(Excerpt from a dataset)
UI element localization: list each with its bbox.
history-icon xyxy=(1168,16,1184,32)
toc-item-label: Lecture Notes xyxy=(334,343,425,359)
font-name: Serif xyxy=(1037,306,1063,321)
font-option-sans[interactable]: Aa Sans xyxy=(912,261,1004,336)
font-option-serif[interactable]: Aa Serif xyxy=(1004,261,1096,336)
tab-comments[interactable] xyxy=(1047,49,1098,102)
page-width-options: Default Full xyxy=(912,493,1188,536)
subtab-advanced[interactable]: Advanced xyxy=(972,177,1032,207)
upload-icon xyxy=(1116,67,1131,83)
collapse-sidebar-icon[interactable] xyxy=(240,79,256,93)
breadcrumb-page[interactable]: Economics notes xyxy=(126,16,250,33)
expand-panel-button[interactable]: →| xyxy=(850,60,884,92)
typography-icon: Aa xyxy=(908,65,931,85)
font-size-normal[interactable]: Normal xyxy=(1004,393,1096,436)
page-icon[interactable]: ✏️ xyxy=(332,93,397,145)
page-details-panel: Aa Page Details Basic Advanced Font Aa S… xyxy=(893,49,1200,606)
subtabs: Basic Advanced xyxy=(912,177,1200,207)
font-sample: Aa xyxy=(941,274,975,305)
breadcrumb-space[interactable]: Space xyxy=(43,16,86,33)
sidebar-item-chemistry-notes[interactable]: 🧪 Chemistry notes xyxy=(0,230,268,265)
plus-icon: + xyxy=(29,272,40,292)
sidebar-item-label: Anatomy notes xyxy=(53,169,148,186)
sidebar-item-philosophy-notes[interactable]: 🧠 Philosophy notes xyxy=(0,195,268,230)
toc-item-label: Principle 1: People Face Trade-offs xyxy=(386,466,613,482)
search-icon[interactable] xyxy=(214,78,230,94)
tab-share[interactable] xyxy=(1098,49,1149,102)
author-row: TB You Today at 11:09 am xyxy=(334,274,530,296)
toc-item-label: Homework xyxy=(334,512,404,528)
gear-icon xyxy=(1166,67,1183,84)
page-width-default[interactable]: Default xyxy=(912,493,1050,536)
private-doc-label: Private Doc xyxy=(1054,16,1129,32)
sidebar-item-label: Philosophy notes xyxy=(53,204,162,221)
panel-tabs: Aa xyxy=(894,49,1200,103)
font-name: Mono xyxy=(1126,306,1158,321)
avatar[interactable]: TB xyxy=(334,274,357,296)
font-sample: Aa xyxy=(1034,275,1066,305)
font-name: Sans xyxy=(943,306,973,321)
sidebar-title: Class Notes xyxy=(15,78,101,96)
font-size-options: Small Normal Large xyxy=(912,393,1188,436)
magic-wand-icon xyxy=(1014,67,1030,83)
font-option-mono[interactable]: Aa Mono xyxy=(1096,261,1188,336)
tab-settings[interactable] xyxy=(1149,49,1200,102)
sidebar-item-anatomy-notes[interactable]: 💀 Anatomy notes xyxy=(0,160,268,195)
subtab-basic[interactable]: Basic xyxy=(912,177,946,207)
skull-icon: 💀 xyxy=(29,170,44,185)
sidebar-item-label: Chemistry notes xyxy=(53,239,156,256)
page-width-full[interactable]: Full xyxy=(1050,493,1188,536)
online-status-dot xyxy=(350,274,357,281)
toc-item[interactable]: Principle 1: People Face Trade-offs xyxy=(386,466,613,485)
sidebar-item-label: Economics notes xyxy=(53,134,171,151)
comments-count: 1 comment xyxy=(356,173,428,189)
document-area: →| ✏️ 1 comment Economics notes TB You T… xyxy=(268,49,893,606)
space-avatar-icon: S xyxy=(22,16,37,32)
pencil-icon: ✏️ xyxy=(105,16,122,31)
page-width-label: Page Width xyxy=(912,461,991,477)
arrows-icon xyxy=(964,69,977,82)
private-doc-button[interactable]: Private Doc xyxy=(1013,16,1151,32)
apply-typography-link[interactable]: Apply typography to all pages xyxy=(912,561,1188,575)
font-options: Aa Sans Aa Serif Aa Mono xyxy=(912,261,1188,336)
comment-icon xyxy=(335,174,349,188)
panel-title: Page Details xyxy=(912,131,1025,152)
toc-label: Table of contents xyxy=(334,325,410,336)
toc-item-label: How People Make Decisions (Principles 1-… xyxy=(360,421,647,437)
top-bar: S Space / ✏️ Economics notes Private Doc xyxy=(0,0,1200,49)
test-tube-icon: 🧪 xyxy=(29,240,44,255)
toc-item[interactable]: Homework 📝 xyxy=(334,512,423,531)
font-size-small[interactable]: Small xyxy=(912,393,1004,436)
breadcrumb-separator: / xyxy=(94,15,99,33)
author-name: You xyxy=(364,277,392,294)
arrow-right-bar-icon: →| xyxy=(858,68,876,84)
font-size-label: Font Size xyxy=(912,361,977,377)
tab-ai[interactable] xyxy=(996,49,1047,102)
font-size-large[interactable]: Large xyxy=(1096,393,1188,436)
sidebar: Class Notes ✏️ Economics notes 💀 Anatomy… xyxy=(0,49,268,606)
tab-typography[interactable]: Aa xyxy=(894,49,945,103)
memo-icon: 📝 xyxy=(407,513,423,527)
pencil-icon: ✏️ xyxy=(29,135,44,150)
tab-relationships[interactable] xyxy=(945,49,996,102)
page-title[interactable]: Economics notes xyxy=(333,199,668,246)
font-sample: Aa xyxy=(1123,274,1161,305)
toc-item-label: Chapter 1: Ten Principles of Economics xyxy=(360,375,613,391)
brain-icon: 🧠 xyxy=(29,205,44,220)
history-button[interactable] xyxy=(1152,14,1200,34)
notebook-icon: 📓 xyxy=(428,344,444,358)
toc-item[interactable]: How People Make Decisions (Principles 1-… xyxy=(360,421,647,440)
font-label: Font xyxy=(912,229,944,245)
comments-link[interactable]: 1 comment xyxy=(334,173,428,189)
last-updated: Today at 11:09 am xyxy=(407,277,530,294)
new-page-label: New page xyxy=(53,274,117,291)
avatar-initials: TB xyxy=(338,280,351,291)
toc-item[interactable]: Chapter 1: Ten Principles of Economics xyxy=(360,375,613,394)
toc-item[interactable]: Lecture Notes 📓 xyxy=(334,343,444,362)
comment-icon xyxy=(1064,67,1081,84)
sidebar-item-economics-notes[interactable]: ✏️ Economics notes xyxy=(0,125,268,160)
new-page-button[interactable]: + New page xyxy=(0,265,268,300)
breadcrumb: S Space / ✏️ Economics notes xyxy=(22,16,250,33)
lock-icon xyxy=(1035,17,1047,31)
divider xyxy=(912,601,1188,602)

Directions ▸
Copy the records above word for word, keeping every line in its original order.

Exercise result ▸
UI element localization: list each with its bbox.
history-icon xyxy=(1168,16,1184,32)
toc-item-label: Lecture Notes xyxy=(334,343,425,359)
font-name: Serif xyxy=(1037,306,1063,321)
font-option-sans[interactable]: Aa Sans xyxy=(912,261,1004,336)
font-option-serif[interactable]: Aa Serif xyxy=(1004,261,1096,336)
tab-comments[interactable] xyxy=(1047,49,1098,102)
page-width-options: Default Full xyxy=(912,493,1188,536)
subtab-advanced[interactable]: Advanced xyxy=(972,177,1032,207)
upload-icon xyxy=(1116,67,1131,83)
collapse-sidebar-icon[interactable] xyxy=(240,79,256,93)
breadcrumb-page[interactable]: Economics notes xyxy=(126,16,250,33)
expand-panel-button[interactable]: →| xyxy=(850,60,884,92)
typography-icon: Aa xyxy=(908,65,931,85)
font-size-normal[interactable]: Normal xyxy=(1004,393,1096,436)
page-icon[interactable]: ✏️ xyxy=(332,93,397,145)
page-details-panel: Aa Page Details Basic Advanced Font Aa S… xyxy=(893,49,1200,606)
subtabs: Basic Advanced xyxy=(912,177,1200,207)
font-sample: Aa xyxy=(941,274,975,305)
breadcrumb-space[interactable]: Space xyxy=(43,16,86,33)
sidebar-item-chemistry-notes[interactable]: 🧪 Chemistry notes xyxy=(0,230,268,265)
plus-icon: + xyxy=(29,272,40,292)
sidebar-item-label: Anatomy notes xyxy=(53,169,148,186)
sidebar-item-philosophy-notes[interactable]: 🧠 Philosophy notes xyxy=(0,195,268,230)
toc-item-label: Principle 1: People Face Trade-offs xyxy=(386,466,613,482)
search-icon[interactable] xyxy=(214,78,230,94)
tab-share[interactable] xyxy=(1098,49,1149,102)
author-row: TB You Today at 11:09 am xyxy=(334,274,530,296)
toc-item-label: Homework xyxy=(334,512,404,528)
gear-icon xyxy=(1166,67,1183,84)
page-width-default[interactable]: Default xyxy=(912,493,1050,536)
private-doc-label: Private Doc xyxy=(1054,16,1129,32)
sidebar-item-label: Philosophy notes xyxy=(53,204,162,221)
panel-tabs: Aa xyxy=(894,49,1200,103)
font-name: Mono xyxy=(1126,306,1158,321)
avatar[interactable]: TB xyxy=(334,274,357,296)
font-sample: Aa xyxy=(1034,275,1066,305)
font-name: Sans xyxy=(943,306,973,321)
sidebar-title: Class Notes xyxy=(15,78,101,96)
font-size-options: Small Normal Large xyxy=(912,393,1188,436)
magic-wand-icon xyxy=(1014,67,1030,83)
font-option-mono[interactable]: Aa Mono xyxy=(1096,261,1188,336)
tab-settings[interactable] xyxy=(1149,49,1200,102)
sidebar-item-anatomy-notes[interactable]: 💀 Anatomy notes xyxy=(0,160,268,195)
subtab-basic[interactable]: Basic xyxy=(912,177,946,207)
skull-icon: 💀 xyxy=(29,170,44,185)
sidebar-item-label: Chemistry notes xyxy=(53,239,156,256)
page-width-full[interactable]: Full xyxy=(1050,493,1188,536)
online-status-dot xyxy=(350,274,357,281)
toc-item[interactable]: Principle 1: People Face Trade-offs xyxy=(386,466,613,485)
sidebar-item-label: Economics notes xyxy=(53,134,171,151)
comments-count: 1 comment xyxy=(356,173,428,189)
document-area: →| ✏️ 1 comment Economics notes TB You T… xyxy=(268,49,893,606)
space-avatar-icon: S xyxy=(22,16,37,32)
pencil-icon: ✏️ xyxy=(105,16,122,31)
page-width-label: Page Width xyxy=(912,461,991,477)
arrows-icon xyxy=(964,69,977,82)
private-doc-button[interactable]: Private Doc xyxy=(1013,16,1151,32)
apply-typography-link[interactable]: Apply typography to all pages xyxy=(912,561,1188,575)
font-options: Aa Sans Aa Serif Aa Mono xyxy=(912,261,1188,336)
comment-icon xyxy=(335,174,349,188)
panel-title: Page Details xyxy=(912,131,1025,152)
toc-label: Table of contents xyxy=(334,325,410,336)
toc-item-label: How People Make Decisions (Principles 1-… xyxy=(360,421,647,437)
top-bar: S Space / ✏️ Economics notes Private Doc xyxy=(0,0,1200,49)
test-tube-icon: 🧪 xyxy=(29,240,44,255)
toc-item[interactable]: Homework 📝 xyxy=(334,512,423,531)
font-size-small[interactable]: Small xyxy=(912,393,1004,436)
breadcrumb-separator: / xyxy=(94,15,99,33)
author-name: You xyxy=(364,277,392,294)
arrow-right-bar-icon: →| xyxy=(858,68,876,84)
font-size-label: Font Size xyxy=(912,361,977,377)
tab-ai[interactable] xyxy=(996,49,1047,102)
font-size-large[interactable]: Large xyxy=(1096,393,1188,436)
sidebar: Class Notes ✏️ Economics notes 💀 Anatomy… xyxy=(0,49,268,606)
tab-typography[interactable]: Aa xyxy=(894,49,945,103)
memo-icon: 📝 xyxy=(407,513,423,527)
pencil-icon: ✏️ xyxy=(29,135,44,150)
tab-relationships[interactable] xyxy=(945,49,996,102)
page-title[interactable]: Economics notes xyxy=(333,199,668,246)
font-sample: Aa xyxy=(1123,274,1161,305)
toc-item-label: Chapter 1: Ten Principles of Economics xyxy=(360,375,613,391)
brain-icon: 🧠 xyxy=(29,205,44,220)
history-button[interactable] xyxy=(1152,14,1200,34)
notebook-icon: 📓 xyxy=(428,344,444,358)
toc-item[interactable]: How People Make Decisions (Principles 1-… xyxy=(360,421,647,440)
font-label: Font xyxy=(912,229,944,245)
comments-link[interactable]: 1 comment xyxy=(334,173,428,189)
last-updated: Today at 11:09 am xyxy=(407,277,530,294)
new-page-label: New page xyxy=(53,274,117,291)
avatar-initials: TB xyxy=(338,280,351,291)
toc-item[interactable]: Chapter 1: Ten Principles of Economics xyxy=(360,375,613,394)
toc-item[interactable]: Lecture Notes 📓 xyxy=(334,343,444,362)
comment-icon xyxy=(1064,67,1081,84)
sidebar-item-economics-notes[interactable]: ✏️ Economics notes xyxy=(0,125,268,160)
new-page-button[interactable]: + New page xyxy=(0,265,268,300)
breadcrumb: S Space / ✏️ Economics notes xyxy=(22,16,250,33)
lock-icon xyxy=(1035,17,1047,31)
divider xyxy=(912,601,1188,602)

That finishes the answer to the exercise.